■ **PROBLEM STATEMENT**
Scan the listing below and copy every line holding "Объекты".

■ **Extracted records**
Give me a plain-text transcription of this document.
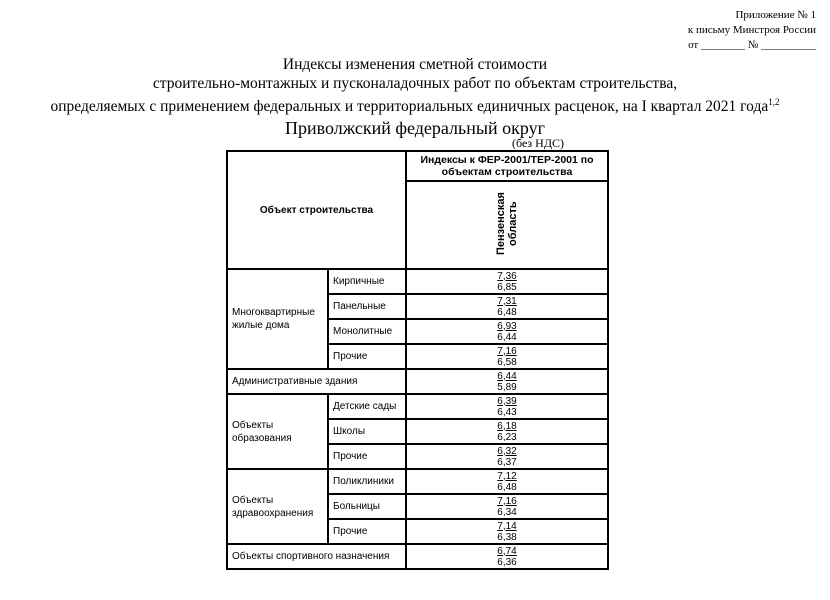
Приложение № 1
к письму Минстроя России
от ________ № __________
Индексы изменения сметной стоимости
строительно-монтажных и пусконаладочных работ по объектам строительства,
определяемых с применением федеральных и территориальных единичных расценок, на I квартал 2021 года$^{1,2}$
Приволжский федеральный округ
(без НДС)
Объект строительства		Индексы к ФЕР-2001/ТЕР-2001 по объектам строительства
		Пензенская область
Многоквартирные жилые дома	Кирпичные	7,36
6,85

	Панельные	7,31
6,48

	Монолитные	6,93
6,44

	Прочие	7,16
6,58

Административные здания		6,44
5,89

Объекты образования	Детские сады	6,39
6,43

	Школы	6,18
6,23

	Прочие	6,32
6,37

Объекты здравоохранения	Поликлиники	7,12
6,48

	Больницы	7,16
6,34

	Прочие	7,14
6,38

Объекты спортивного назначения		6,74
6,36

■ **RESULT BELOW**
Объекты образования	Детские сады	6,39
Объекты здравоохранения	Поликлиники	7,12
Объекты спортивного назначения		6,74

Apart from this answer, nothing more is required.